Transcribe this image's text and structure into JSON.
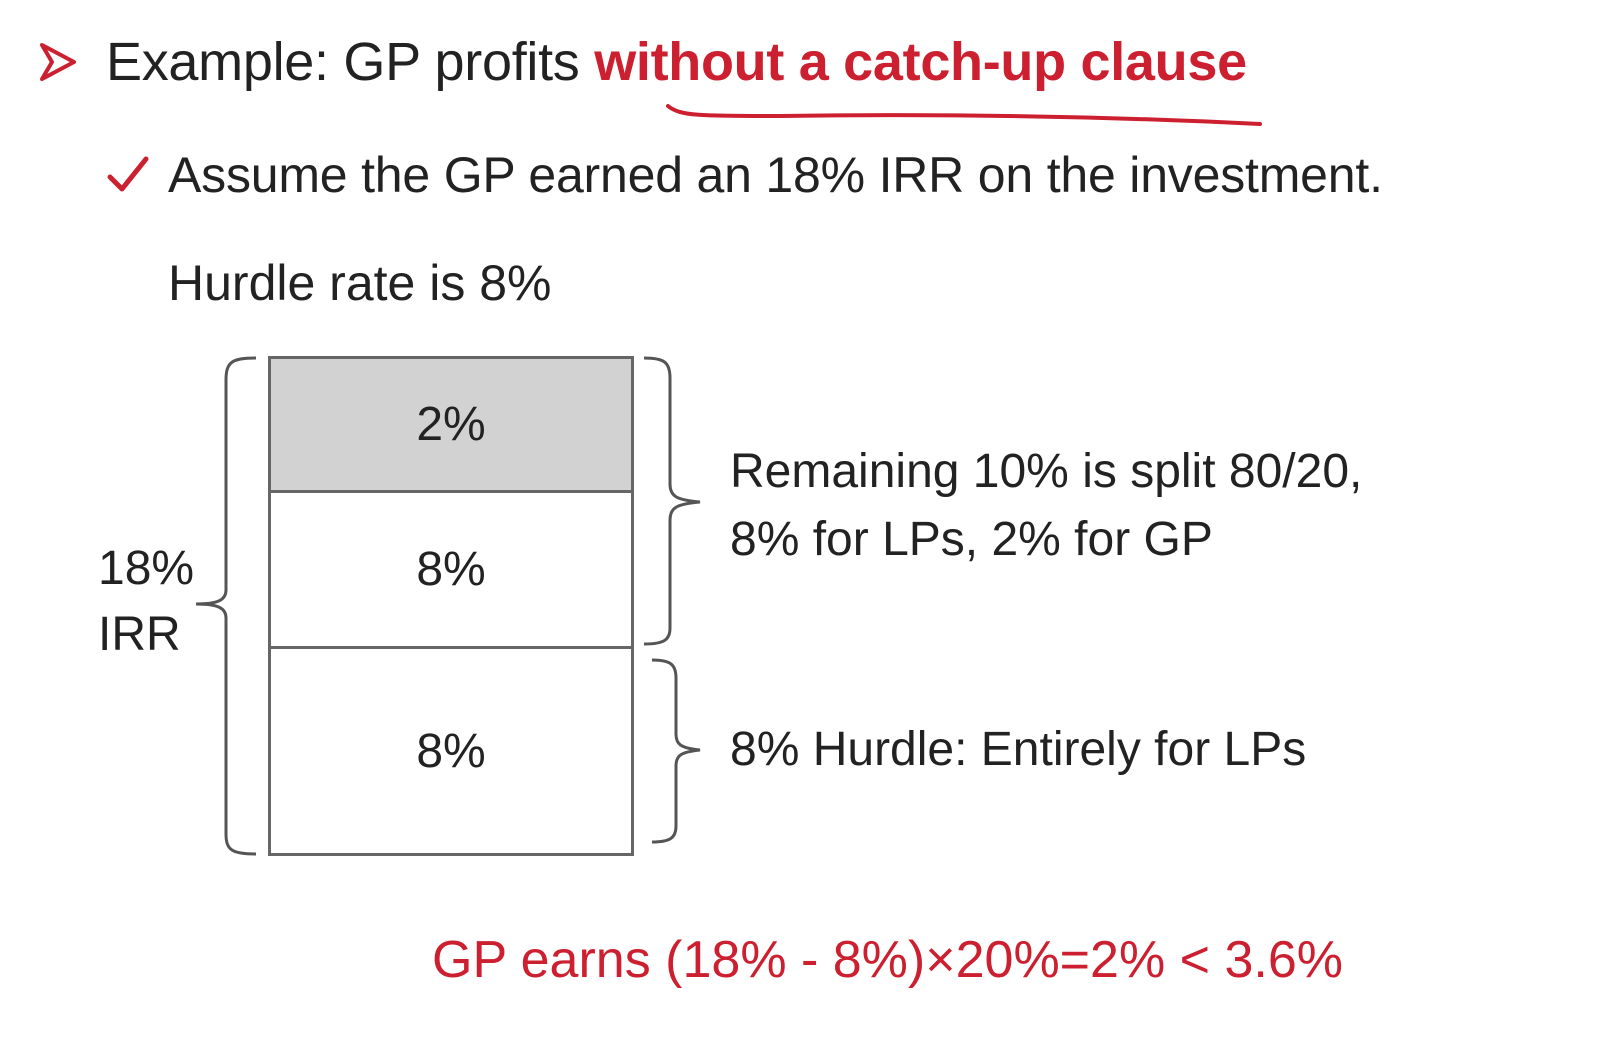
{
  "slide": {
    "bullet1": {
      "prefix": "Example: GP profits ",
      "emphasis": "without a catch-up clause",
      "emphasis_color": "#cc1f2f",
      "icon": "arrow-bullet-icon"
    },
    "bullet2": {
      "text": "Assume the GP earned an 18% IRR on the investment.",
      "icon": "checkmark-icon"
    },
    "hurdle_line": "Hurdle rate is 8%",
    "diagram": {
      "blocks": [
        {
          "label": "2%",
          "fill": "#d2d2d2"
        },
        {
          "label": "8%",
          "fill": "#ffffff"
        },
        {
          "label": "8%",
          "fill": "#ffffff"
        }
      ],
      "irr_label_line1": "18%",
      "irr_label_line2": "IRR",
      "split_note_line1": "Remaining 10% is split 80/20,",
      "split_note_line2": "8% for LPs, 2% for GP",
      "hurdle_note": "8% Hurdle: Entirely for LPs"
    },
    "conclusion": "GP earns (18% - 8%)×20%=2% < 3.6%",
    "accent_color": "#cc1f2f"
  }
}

> _EXERCISE DESCRIPTION_
All of the entries above should be copied exactly, except for the pictures.

> _COMPLETED TASK_
Transcribe this image's text and structure into JSON.
{
  "slide": {
    "bullet1": {
      "prefix": "Example: GP profits ",
      "emphasis": "without a catch-up clause",
      "emphasis_color": "#cc1f2f",
      "icon": "arrow-bullet-icon"
    },
    "bullet2": {
      "text": "Assume the GP earned an 18% IRR on the investment.",
      "icon": "checkmark-icon"
    },
    "hurdle_line": "Hurdle rate is 8%",
    "diagram": {
      "blocks": [
        {
          "label": "2%",
          "fill": "#d2d2d2"
        },
        {
          "label": "8%",
          "fill": "#ffffff"
        },
        {
          "label": "8%",
          "fill": "#ffffff"
        }
      ],
      "irr_label_line1": "18%",
      "irr_label_line2": "IRR",
      "split_note_line1": "Remaining 10% is split 80/20,",
      "split_note_line2": "8% for LPs, 2% for GP",
      "hurdle_note": "8% Hurdle: Entirely for LPs"
    },
    "conclusion": "GP earns (18% - 8%)×20%=2% < 3.6%",
    "accent_color": "#cc1f2f"
  }
}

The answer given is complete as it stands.